[Exercise directions] Render these lines as a JSON list of strings, one string per line, with any blank lines omitted.

--- START OF Material for this exercise ---

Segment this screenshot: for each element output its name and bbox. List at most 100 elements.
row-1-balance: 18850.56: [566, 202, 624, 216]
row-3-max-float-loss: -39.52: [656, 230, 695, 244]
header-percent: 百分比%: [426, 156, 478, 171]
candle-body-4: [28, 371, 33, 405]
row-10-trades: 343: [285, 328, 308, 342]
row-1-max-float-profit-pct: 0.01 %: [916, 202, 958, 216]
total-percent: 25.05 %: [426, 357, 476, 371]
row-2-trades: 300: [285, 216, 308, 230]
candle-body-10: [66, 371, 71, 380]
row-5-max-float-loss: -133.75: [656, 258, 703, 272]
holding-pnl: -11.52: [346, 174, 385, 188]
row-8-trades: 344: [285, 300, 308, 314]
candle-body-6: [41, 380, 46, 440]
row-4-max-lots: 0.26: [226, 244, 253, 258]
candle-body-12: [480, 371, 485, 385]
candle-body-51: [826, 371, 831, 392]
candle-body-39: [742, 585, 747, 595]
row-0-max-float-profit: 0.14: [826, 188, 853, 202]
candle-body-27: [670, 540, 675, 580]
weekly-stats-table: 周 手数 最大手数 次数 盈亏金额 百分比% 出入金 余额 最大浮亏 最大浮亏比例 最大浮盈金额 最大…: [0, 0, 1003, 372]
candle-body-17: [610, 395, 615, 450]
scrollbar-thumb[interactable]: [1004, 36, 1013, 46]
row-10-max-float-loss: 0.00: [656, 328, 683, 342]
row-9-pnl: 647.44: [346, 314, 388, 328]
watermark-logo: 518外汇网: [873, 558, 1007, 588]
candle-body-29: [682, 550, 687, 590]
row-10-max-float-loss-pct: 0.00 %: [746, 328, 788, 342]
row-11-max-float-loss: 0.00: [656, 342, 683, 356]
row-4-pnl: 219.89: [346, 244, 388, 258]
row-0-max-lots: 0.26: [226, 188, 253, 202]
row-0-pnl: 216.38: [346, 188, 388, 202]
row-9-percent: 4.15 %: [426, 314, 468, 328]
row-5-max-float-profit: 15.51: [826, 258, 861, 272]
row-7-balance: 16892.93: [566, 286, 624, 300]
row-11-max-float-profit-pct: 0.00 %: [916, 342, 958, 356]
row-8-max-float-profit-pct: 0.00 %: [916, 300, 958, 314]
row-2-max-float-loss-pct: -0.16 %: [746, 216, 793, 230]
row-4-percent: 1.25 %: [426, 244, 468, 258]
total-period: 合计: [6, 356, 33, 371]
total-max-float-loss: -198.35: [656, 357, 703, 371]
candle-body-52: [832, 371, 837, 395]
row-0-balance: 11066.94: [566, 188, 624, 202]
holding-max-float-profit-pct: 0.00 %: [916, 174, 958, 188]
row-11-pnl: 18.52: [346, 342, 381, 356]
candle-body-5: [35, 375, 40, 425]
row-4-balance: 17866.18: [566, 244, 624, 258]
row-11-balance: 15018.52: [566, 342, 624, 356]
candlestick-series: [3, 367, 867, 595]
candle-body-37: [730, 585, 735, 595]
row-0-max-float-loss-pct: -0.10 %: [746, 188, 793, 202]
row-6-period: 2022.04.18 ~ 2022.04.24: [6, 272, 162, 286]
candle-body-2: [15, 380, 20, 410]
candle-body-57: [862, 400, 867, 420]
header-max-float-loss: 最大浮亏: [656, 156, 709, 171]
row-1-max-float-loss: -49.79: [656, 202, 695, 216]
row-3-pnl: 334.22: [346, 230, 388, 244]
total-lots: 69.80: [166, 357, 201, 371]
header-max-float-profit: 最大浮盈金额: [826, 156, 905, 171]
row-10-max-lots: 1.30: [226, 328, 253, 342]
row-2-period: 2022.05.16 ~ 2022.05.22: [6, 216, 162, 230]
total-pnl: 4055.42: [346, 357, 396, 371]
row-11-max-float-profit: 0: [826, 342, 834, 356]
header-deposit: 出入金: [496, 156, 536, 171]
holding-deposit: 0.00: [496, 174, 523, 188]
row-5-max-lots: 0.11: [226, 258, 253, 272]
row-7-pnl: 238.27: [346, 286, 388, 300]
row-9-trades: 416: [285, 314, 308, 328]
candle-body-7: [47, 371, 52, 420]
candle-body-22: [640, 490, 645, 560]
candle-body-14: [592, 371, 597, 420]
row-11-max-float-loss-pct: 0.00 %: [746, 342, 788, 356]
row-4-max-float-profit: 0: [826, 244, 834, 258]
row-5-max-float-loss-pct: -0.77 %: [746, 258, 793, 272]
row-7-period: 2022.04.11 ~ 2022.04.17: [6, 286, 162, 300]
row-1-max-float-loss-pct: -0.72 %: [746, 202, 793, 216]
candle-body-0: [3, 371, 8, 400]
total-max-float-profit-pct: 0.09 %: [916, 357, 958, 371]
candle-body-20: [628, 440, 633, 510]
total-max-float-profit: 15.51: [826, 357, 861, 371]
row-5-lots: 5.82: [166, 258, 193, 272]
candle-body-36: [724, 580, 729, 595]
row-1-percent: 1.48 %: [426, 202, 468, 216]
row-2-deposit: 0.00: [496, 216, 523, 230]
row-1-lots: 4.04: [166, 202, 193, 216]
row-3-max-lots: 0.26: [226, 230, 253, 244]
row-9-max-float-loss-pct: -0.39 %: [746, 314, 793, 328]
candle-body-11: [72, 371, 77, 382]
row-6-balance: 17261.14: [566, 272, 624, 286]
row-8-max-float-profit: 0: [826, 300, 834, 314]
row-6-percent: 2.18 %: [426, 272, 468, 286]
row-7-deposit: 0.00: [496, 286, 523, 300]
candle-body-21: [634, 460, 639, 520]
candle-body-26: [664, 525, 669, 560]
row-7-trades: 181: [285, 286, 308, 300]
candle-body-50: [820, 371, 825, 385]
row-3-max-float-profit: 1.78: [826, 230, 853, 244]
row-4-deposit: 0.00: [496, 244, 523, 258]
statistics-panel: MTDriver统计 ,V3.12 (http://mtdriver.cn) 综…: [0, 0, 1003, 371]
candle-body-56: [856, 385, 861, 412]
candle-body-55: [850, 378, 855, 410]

--- END OF Material for this exercise ---

[Written answer]
[
  "Segment this screenshot: for each element output its name and bbox. List at most 100 elements.",
  "row-1-balance: 18850.56: [566, 202, 624, 216]",
  "row-3-max-float-loss: -39.52: [656, 230, 695, 244]",
  "header-percent: 百分比%: [426, 156, 478, 171]",
  "candle-body-4: [28, 371, 33, 405]",
  "row-10-trades: 343: [285, 328, 308, 342]",
  "row-1-max-float-profit-pct: 0.01 %: [916, 202, 958, 216]",
  "total-percent: 25.05 %: [426, 357, 476, 371]",
  "row-2-trades: 300: [285, 216, 308, 230]",
  "candle-body-10: [66, 371, 71, 380]",
  "row-5-max-float-loss: -133.75: [656, 258, 703, 272]",
  "holding-pnl: -11.52: [346, 174, 385, 188]",
  "row-8-trades: 344: [285, 300, 308, 314]",
  "candle-body-6: [41, 380, 46, 440]",
  "row-4-max-lots: 0.26: [226, 244, 253, 258]",
  "candle-body-12: [480, 371, 485, 385]",
  "candle-body-51: [826, 371, 831, 392]",
  "candle-body-39: [742, 585, 747, 595]",
  "row-0-max-float-profit: 0.14: [826, 188, 853, 202]",
  "candle-body-27: [670, 540, 675, 580]",
  "weekly-stats-table: 周 手数 最大手数 次数 盈亏金额 百分比% 出入金 余额 最大浮亏 最大浮亏比例 最大浮盈金额 最大…: [0, 0, 1003, 372]",
  "candle-body-17: [610, 395, 615, 450]",
  "scrollbar-thumb[interactable]: [1004, 36, 1013, 46]",
  "row-10-max-float-loss: 0.00: [656, 328, 683, 342]",
  "row-9-pnl: 647.44: [346, 314, 388, 328]",
  "watermark-logo: 518外汇网: [873, 558, 1007, 588]",
  "candle-body-29: [682, 550, 687, 590]",
  "row-10-max-float-loss-pct: 0.00 %: [746, 328, 788, 342]",
  "row-11-max-float-loss: 0.00: [656, 342, 683, 356]",
  "row-4-pnl: 219.89: [346, 244, 388, 258]",
  "row-0-max-lots: 0.26: [226, 188, 253, 202]",
  "row-0-pnl: 216.38: [346, 188, 388, 202]",
  "row-9-percent: 4.15 %: [426, 314, 468, 328]",
  "row-5-max-float-profit: 15.51: [826, 258, 861, 272]",
  "row-7-balance: 16892.93: [566, 286, 624, 300]",
  "row-11-max-float-profit-pct: 0.00 %: [916, 342, 958, 356]",
  "row-8-max-float-profit-pct: 0.00 %: [916, 300, 958, 314]",
  "row-2-max-float-loss-pct: -0.16 %: [746, 216, 793, 230]",
  "row-4-percent: 1.25 %: [426, 244, 468, 258]",
  "total-period: 合计: [6, 356, 33, 371]",
  "total-max-float-loss: -198.35: [656, 357, 703, 371]",
  "candle-body-52: [832, 371, 837, 395]",
  "row-0-balance: 11066.94: [566, 188, 624, 202]",
  "holding-max-float-profit-pct: 0.00 %: [916, 174, 958, 188]",
  "row-11-pnl: 18.52: [346, 342, 381, 356]",
  "candle-body-5: [35, 375, 40, 425]",
  "row-4-balance: 17866.18: [566, 244, 624, 258]",
  "row-11-balance: 15018.52: [566, 342, 624, 356]",
  "candlestick-series: [3, 367, 867, 595]",
  "candle-body-37: [730, 585, 735, 595]",
  "row-0-max-float-loss-pct: -0.10 %: [746, 188, 793, 202]",
  "row-6-period: 2022.04.18 ~ 2022.04.24: [6, 272, 162, 286]",
  "candle-body-2: [15, 380, 20, 410]",
  "candle-body-57: [862, 400, 867, 420]",
  "header-max-float-loss: 最大浮亏: [656, 156, 709, 171]",
  "row-1-max-float-loss: -49.79: [656, 202, 695, 216]",
  "row-3-pnl: 334.22: [346, 230, 388, 244]",
  "total-lots: 69.80: [166, 357, 201, 371]",
  "header-max-float-profit: 最大浮盈金额: [826, 156, 905, 171]",
  "row-10-max-lots: 1.30: [226, 328, 253, 342]",
  "row-2-period: 2022.05.16 ~ 2022.05.22: [6, 216, 162, 230]",
  "total-pnl: 4055.42: [346, 357, 396, 371]",
  "row-11-max-float-profit: 0: [826, 342, 834, 356]",
  "header-deposit: 出入金: [496, 156, 536, 171]",
  "holding-deposit: 0.00: [496, 174, 523, 188]",
  "row-5-max-lots: 0.11: [226, 258, 253, 272]",
  "row-7-pnl: 238.27: [346, 286, 388, 300]",
  "row-9-trades: 416: [285, 314, 308, 328]",
  "candle-body-7: [47, 371, 52, 420]",
  "candle-body-22: [640, 490, 645, 560]",
  "candle-body-14: [592, 371, 597, 420]",
  "row-11-max-float-loss-pct: 0.00 %: [746, 342, 788, 356]",
  "row-4-max-float-profit: 0: [826, 244, 834, 258]",
  "row-5-max-float-loss-pct: -0.77 %: [746, 258, 793, 272]",
  "row-7-period: 2022.04.11 ~ 2022.04.17: [6, 286, 162, 300]",
  "row-1-max-float-loss-pct: -0.72 %: [746, 202, 793, 216]",
  "candle-body-0: [3, 371, 8, 400]",
  "total-max-float-profit-pct: 0.09 %: [916, 357, 958, 371]",
  "candle-body-20: [628, 440, 633, 510]",
  "total-max-float-profit: 15.51: [826, 357, 861, 371]",
  "row-5-lots: 5.82: [166, 258, 193, 272]",
  "candle-body-36: [724, 580, 729, 595]",
  "row-1-percent: 1.48 %: [426, 202, 468, 216]",
  "row-2-deposit: 0.00: [496, 216, 523, 230]",
  "row-1-lots: 4.04: [166, 202, 193, 216]",
  "row-3-max-lots: 0.26: [226, 230, 253, 244]",
  "row-9-max-float-loss-pct: -0.39 %: [746, 314, 793, 328]",
  "candle-body-11: [72, 371, 77, 382]",
  "row-6-balance: 17261.14: [566, 272, 624, 286]",
  "row-8-max-float-profit: 0: [826, 300, 834, 314]",
  "row-6-percent: 2.18 %: [426, 272, 468, 286]",
  "row-7-deposit: 0.00: [496, 286, 523, 300]",
  "candle-body-21: [634, 460, 639, 520]",
  "candle-body-26: [664, 525, 669, 560]",
  "row-7-trades: 181: [285, 286, 308, 300]",
  "candle-body-50: [820, 371, 825, 385]",
  "row-3-max-float-profit: 1.78: [826, 230, 853, 244]",
  "row-4-deposit: 0.00: [496, 244, 523, 258]",
  "statistics-panel: MTDriver统计 ,V3.12 (http://mtdriver.cn) 综…: [0, 0, 1003, 371]",
  "candle-body-56: [856, 385, 861, 412]",
  "candle-body-55: [850, 378, 855, 410]"
]